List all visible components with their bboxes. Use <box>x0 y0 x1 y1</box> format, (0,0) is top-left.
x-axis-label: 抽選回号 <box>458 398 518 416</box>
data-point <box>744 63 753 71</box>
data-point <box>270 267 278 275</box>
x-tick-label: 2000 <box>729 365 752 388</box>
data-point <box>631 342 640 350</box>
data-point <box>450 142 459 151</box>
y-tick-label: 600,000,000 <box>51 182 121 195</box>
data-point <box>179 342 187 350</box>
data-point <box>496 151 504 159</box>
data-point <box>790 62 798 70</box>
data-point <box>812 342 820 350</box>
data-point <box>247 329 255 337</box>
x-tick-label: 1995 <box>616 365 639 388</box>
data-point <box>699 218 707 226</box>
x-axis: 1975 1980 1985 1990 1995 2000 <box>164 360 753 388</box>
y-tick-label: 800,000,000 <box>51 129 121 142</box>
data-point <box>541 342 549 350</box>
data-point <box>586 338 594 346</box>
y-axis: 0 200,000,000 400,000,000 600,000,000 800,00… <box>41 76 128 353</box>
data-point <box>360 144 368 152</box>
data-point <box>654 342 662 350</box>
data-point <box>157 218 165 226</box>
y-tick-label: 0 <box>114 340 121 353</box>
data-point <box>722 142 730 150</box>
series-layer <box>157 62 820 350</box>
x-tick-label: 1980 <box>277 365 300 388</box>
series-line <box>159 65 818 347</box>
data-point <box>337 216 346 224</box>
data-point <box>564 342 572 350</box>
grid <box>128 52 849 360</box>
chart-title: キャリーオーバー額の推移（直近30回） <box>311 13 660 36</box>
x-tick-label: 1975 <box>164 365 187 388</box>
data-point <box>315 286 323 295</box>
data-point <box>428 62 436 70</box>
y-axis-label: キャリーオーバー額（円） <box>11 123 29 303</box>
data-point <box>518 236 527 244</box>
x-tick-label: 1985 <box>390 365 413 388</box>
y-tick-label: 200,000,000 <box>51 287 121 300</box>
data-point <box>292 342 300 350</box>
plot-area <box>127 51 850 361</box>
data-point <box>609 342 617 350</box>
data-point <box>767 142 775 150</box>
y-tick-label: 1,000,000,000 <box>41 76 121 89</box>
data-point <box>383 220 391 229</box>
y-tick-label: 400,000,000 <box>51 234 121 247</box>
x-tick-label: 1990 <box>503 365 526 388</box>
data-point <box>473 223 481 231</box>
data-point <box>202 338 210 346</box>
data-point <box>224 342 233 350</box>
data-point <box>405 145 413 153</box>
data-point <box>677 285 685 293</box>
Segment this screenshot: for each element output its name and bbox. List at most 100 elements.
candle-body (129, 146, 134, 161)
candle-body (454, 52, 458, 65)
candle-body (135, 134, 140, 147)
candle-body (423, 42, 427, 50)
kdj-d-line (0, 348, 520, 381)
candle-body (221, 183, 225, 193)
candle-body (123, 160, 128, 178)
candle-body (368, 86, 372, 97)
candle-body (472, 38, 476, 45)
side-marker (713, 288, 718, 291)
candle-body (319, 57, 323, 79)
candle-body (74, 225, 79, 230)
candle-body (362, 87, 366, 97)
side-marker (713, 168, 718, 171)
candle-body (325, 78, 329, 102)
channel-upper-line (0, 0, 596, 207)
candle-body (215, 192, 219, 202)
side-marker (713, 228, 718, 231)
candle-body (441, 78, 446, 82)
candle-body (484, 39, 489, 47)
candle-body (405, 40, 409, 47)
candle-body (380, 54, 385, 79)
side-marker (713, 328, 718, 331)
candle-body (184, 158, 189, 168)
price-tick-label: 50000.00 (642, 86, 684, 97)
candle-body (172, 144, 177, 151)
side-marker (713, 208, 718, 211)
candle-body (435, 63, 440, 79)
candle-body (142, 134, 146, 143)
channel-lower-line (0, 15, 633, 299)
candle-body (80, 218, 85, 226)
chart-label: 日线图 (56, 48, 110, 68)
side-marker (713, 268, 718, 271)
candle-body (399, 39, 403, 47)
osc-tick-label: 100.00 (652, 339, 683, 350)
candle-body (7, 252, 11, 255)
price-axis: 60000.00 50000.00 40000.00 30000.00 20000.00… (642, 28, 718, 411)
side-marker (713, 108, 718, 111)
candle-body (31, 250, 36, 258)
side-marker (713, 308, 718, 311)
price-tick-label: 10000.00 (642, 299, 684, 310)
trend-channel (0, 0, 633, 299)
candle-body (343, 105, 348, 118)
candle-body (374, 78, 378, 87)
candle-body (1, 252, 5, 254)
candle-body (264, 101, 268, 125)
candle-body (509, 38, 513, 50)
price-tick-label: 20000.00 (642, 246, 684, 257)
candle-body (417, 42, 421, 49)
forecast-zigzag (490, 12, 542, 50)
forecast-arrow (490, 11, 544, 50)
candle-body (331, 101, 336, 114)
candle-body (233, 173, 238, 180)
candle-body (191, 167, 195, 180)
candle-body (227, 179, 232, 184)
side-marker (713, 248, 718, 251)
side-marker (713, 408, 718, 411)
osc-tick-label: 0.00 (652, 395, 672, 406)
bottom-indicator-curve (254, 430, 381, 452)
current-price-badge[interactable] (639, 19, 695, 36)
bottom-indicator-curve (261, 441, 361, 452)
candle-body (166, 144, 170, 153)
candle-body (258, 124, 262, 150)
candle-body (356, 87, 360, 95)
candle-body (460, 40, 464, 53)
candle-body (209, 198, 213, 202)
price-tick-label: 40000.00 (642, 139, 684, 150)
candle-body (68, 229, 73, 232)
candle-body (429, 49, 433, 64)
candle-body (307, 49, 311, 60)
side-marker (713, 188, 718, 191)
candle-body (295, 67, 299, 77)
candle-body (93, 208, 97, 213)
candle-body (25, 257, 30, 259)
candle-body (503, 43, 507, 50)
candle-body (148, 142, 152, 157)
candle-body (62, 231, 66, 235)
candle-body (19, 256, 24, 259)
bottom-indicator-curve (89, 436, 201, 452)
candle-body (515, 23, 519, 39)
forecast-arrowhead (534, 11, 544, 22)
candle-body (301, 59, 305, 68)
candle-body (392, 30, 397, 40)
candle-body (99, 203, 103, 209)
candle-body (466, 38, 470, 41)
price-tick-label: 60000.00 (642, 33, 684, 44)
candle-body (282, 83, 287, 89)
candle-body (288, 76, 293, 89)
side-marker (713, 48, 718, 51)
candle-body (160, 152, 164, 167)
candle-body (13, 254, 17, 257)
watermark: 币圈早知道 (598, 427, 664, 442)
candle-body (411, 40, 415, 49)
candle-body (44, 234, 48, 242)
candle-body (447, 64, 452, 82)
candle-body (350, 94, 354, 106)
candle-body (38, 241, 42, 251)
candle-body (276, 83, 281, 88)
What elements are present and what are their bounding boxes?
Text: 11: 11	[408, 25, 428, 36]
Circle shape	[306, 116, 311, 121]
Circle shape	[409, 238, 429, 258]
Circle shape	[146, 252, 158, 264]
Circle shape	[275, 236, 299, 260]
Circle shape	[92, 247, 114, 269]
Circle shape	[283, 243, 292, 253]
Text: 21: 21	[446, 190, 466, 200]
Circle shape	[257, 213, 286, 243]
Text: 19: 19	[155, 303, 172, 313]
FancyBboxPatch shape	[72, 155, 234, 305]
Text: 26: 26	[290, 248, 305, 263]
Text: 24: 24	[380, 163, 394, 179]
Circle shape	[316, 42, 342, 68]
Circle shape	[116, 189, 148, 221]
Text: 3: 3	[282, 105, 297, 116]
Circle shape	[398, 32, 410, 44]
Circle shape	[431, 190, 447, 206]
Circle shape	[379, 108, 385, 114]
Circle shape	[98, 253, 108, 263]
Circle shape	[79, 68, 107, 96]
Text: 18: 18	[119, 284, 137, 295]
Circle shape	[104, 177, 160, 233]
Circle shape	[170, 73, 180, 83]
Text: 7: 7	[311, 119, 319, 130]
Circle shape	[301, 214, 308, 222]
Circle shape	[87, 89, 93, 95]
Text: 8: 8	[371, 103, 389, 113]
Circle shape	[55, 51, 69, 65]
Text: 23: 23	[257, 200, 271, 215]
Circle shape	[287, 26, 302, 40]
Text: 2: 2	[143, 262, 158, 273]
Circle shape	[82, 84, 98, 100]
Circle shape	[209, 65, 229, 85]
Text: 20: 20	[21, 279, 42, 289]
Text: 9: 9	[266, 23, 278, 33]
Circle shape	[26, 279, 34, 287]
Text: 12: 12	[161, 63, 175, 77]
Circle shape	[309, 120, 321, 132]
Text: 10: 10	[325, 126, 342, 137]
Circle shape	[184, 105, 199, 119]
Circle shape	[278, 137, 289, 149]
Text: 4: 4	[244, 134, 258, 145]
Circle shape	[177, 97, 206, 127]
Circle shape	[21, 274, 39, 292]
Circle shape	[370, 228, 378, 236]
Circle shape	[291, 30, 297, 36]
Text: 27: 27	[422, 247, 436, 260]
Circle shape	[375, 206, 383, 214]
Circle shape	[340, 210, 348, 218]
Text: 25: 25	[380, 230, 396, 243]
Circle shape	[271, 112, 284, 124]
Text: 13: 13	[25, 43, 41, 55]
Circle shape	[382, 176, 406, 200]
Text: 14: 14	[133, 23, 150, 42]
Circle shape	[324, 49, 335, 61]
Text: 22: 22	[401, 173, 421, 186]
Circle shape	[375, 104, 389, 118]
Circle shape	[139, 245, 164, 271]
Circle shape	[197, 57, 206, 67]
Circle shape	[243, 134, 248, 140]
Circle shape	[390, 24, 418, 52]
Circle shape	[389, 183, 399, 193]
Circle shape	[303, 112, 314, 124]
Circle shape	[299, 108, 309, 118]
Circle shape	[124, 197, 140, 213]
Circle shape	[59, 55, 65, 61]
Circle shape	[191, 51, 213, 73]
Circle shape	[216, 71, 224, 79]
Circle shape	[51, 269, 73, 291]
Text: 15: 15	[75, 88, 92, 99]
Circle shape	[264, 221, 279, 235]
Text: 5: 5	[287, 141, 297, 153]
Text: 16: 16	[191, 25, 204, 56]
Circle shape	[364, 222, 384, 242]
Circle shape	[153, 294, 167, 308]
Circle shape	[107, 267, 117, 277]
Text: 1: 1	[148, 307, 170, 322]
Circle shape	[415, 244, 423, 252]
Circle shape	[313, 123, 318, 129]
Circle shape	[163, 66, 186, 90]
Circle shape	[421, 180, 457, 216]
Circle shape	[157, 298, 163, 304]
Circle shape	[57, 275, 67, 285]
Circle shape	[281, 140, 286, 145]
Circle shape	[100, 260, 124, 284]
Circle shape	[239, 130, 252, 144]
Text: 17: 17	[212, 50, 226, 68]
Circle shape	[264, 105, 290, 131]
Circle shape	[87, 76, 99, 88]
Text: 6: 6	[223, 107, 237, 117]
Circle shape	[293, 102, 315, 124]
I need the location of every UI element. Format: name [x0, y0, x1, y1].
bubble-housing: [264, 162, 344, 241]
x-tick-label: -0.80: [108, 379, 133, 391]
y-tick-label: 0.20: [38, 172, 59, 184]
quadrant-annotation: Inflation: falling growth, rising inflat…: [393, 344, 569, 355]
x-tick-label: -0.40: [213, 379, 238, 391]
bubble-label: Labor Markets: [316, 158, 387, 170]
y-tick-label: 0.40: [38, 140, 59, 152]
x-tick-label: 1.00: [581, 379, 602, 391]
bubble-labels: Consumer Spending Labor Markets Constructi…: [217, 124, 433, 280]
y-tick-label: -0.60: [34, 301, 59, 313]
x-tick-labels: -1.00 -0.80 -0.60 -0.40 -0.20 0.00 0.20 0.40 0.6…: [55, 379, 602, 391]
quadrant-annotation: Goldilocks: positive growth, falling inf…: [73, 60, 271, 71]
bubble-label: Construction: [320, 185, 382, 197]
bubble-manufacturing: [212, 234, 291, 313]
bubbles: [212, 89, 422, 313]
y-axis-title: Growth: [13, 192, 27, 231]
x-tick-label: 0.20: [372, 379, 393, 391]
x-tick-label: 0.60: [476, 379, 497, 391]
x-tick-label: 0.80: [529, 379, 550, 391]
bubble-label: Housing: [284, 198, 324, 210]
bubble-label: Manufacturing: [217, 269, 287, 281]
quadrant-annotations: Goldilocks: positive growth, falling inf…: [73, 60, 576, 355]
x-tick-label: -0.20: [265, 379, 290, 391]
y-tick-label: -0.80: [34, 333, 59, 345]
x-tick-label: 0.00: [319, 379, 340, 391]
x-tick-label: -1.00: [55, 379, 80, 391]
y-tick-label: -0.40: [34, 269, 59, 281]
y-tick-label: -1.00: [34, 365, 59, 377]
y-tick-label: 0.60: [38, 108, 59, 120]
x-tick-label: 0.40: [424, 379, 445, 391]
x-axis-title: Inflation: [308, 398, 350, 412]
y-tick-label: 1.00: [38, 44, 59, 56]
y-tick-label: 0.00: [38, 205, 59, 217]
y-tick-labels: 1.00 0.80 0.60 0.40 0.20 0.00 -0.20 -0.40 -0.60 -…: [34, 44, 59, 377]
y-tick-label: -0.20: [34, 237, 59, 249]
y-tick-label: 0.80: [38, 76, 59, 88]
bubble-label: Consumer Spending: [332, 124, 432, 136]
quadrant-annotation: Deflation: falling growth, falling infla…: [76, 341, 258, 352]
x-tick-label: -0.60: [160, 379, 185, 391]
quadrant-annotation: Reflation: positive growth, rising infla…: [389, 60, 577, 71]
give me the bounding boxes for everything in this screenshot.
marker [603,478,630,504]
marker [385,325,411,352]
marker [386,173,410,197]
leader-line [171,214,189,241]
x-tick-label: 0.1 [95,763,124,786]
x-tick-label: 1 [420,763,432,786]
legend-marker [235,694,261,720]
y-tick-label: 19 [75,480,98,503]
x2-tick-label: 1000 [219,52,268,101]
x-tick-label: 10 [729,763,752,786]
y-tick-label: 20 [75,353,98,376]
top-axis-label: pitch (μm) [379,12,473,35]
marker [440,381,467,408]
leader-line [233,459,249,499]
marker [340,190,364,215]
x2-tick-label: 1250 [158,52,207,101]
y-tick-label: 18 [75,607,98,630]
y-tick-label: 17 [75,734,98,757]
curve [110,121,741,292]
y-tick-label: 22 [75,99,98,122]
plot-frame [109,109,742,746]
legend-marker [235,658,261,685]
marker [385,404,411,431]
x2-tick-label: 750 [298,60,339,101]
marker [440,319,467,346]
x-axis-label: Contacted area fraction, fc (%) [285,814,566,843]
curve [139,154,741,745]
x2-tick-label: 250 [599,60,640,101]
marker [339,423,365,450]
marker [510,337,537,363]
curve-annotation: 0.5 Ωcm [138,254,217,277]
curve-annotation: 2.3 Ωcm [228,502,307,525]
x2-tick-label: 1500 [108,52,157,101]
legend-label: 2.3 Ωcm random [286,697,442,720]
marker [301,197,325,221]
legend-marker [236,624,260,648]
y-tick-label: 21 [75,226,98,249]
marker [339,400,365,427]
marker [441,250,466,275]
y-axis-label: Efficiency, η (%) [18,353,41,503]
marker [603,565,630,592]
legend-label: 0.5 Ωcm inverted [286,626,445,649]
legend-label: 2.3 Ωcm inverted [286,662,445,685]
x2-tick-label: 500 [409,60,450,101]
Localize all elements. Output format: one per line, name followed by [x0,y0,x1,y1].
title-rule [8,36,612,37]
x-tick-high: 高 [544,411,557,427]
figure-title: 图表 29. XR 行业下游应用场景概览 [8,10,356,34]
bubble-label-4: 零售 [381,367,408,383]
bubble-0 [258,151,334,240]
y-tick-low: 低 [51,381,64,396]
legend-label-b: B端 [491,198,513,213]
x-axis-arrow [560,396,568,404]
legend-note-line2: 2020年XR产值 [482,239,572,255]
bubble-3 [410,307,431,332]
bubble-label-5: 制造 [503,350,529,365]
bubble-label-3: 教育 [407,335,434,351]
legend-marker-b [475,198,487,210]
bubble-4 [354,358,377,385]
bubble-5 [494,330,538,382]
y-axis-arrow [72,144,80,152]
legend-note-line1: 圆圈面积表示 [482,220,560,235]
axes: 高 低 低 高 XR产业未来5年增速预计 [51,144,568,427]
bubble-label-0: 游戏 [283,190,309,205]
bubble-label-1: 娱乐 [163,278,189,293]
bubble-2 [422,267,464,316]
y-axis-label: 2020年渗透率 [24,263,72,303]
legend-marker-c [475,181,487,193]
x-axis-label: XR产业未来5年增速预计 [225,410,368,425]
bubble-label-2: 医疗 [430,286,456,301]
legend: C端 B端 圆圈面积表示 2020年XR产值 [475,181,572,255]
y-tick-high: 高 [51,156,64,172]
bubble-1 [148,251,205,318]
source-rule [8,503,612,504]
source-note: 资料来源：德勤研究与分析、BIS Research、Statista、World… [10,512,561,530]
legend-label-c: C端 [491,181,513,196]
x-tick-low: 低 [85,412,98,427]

**Description of the task:** Return the rows from the start of the records through the row that contains "series-layer <box>157 62 820 350</box>", with both ends included, reproducing each one unchanged.

**Final result:**
List all visible components with their bboxes. Use <box>x0 y0 x1 y1</box> format, (0,0) is top-left.
x-axis-label: 抽選回号 <box>458 398 518 416</box>
data-point <box>744 63 753 71</box>
data-point <box>270 267 278 275</box>
x-tick-label: 2000 <box>729 365 752 388</box>
data-point <box>631 342 640 350</box>
data-point <box>450 142 459 151</box>
y-tick-label: 600,000,000 <box>51 182 121 195</box>
data-point <box>179 342 187 350</box>
data-point <box>496 151 504 159</box>
data-point <box>790 62 798 70</box>
data-point <box>812 342 820 350</box>
data-point <box>247 329 255 337</box>
x-tick-label: 1995 <box>616 365 639 388</box>
data-point <box>699 218 707 226</box>
x-axis: 1975 1980 1985 1990 1995 2000 <box>164 360 753 388</box>
y-tick-label: 800,000,000 <box>51 129 121 142</box>
data-point <box>541 342 549 350</box>
data-point <box>586 338 594 346</box>
y-axis: 0 200,000,000 400,000,000 600,000,000 800,00… <box>41 76 128 353</box>
data-point <box>360 144 368 152</box>
data-point <box>654 342 662 350</box>
data-point <box>157 218 165 226</box>
y-tick-label: 0 <box>114 340 121 353</box>
data-point <box>722 142 730 150</box>
series-layer <box>157 62 820 350</box>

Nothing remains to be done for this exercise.